Start of Passage

L. Courtney Smith

L. Courtney Smith
Professor of Biology
SEH 5690
[email protected]
L. Courtney Smith Website

Areas of Expertise

Molecular evolution of immune systems; cell and molecular biology of immune responses in echinoderms.

Current Research

Our interest in Marine Biomedicine is centered on understanding the innate immune system of invertebrates and focused on the purple sea urchin, Strongylocentrotus purpuratus. Annotation of the sea urchin genome and the identification of gene models encoding proteins that function in immunity has demonstrated that innate immune system of this long-lived invertebrate is complex and sophisticated. Many of the immune response genes are expressed in the immune cells, or coelomocytes, that become activated in response to infection or injury. EST analysis has identified a number of genes that are upregulated in activated coelomocytes in response to lipopolysaccharide (LPS), other pathogen associated molecular patterns, and heat killed Vibrio diazotrophicus (a marine bacterium). These include homologues of the complement cascade, a number of lectins, a Tie receptor homologue (a putative growth factor receptor), antimicrobial peptides called SpStrongelocins, and a family of genes called Sp185/333, among other genes.

The Sp185/333 genes are strongly upregulated in response to immune challenge and were identified by suppression subtractive hybridization. BLAST analysis of the resulting ESTs matched to two submissions in GenBank called DD185 and EST333. We combined the numbers for a non-descript name because the deduced amino acid sequences do not have conserved domains and do not show matches to known proteins. The messages are unusual because optimal alignments require the insertion of large gaps that define 25 blocks of sequence called elements. The high level of sequence diversity among the messages is primarily based on the presence and/or absence of elements that generate recognizable element patterns, in addition to small indels and SNPs. Curiously, about half of the messages encode proteins with early stop codons from SNPs and missense sequences resulting from frameshifts.

An evaluation of the sea urchin genome (ver. 0.5) identified a few Sp185/333 genes, which appear tightly clustered, in agreement with amplicon sizes from intergenic PCR. The genes are 2kB or less and are composed of two exons, of which the first encodes a leader sequence and the second encodes the mature protein. The second exon includes the mosaic pattern of elements in addition to a variety of both tandem and interspersed repeats. The presence of repeats enables a second, equally optimal alignment of the sequences wherein the elements are correlated with the repeats. Detailed computational analysis of the repeat and element sequences strongly suggests that the genes undergo frequent recombination, and molecular clock analysis suggests that the extant members of the family are evolutionarily very young. When attempts were made to match messages to the most likely gene from which they had been transcribed, another level of diversification was identified. The messages are known to encode truncated proteins, some with missense sequence, however, the genes have perfect open reading frames encoding full-length proteins. The result of sequence matches between messages and genes shows very poor identity for individual animals, suggesting a mechanism for editing the messages either during or after transcription. The preponderance of C to U substitutions in genes compared to messages suggest that a cytidine deaminase may be involved.

End of Passage
Start of Provided information

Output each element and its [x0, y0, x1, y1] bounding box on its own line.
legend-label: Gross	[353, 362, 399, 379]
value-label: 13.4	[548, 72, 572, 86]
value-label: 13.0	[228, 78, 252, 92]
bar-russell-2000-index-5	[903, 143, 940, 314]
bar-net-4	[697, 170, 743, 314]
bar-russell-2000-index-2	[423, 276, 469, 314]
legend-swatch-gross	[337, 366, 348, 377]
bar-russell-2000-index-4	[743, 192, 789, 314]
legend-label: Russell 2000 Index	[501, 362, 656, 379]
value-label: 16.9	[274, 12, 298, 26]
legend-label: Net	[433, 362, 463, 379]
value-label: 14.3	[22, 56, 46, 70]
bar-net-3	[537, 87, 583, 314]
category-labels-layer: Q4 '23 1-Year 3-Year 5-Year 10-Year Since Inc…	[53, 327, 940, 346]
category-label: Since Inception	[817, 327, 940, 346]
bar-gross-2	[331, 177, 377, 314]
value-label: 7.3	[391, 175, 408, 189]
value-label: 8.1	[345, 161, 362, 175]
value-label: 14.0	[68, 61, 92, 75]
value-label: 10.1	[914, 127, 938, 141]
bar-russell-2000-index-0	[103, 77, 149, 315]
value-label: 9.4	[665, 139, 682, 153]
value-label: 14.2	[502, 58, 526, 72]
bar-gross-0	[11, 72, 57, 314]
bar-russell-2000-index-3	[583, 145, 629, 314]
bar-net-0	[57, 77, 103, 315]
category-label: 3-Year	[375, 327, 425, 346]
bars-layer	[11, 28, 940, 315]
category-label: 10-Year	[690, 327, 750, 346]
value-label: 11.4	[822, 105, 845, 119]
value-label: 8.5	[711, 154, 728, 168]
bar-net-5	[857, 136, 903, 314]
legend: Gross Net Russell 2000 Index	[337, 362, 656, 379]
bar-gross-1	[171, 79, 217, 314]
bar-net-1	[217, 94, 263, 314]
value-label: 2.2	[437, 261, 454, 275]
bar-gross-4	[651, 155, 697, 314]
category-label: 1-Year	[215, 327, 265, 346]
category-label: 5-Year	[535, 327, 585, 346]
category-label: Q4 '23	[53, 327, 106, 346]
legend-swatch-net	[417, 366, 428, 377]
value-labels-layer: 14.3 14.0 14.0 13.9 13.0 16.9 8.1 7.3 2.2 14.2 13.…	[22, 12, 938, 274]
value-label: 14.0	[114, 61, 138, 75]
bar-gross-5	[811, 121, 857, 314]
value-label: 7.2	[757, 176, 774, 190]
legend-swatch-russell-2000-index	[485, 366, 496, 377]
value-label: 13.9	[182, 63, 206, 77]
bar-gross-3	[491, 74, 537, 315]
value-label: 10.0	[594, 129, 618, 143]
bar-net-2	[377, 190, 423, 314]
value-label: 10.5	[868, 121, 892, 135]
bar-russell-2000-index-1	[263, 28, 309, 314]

End of Provided information

Task A: From the research profile, copy out the text starting with "The Sp185/333 genes are strongly" and going on through "resulting from frameshifts.".
Task B: Condense the research profile's paragraph beginning "The Sp185/333 genes are strongly upregulated" into a bulleted list that keeps its main facts.
Task C: List every gene or gene group that the research profile names as upregulated in activated coelomocytes.

Answer area A:
The Sp185/333 genes are strongly upregulated in response to immune challenge and were identified by suppression subtractive hybridization. BLAST analysis of the resulting ESTs matched to two submissions in GenBank called DD185 and EST333. We combined the numbers for a non-descript name because the deduced amino acid sequences do not have conserved domains and do not show matches to known proteins. The messages are unusual because optimal alignments require the insertion of large gaps that define 25 blocks of sequence called elements. The high level of sequence diversity among the messages is primarily based on the presence and/or absence of elements that generate recognizable element patterns, in addition to small indels and SNPs. Curiously, about half of the messages encode proteins with early stop codons from SNPs and missense sequences resulting from frameshifts.

Answer area B:
- The genes are strongly upregulated in response to immune challenge. They were identified by suppression subtractive hybridization.
- BLAST analysis of the ESTs matched two GenBank submissions, DD185 and EST333. The name combines these numbers because the deduced amino acid sequences have no conserved domains and no matches to known proteins.
- Optimal alignments of the messages require large gaps. These gaps define 25 blocks of sequence called elements.
- Sequence diversity comes mainly from the presence or absence of elements, which forms recognizable element patterns. Small indels and SNPs add further diversity.
- About half of the messages encode proteins with early stop codons from SNPs and missense sequences from frameshifts.

Answer area C:
- Homologues of the complement cascade
- A number of lectins
- A Tie receptor homologue (a putative growth factor receptor)
- Antimicrobial peptides called SpStrongelocins
- A family of genes called Sp185/333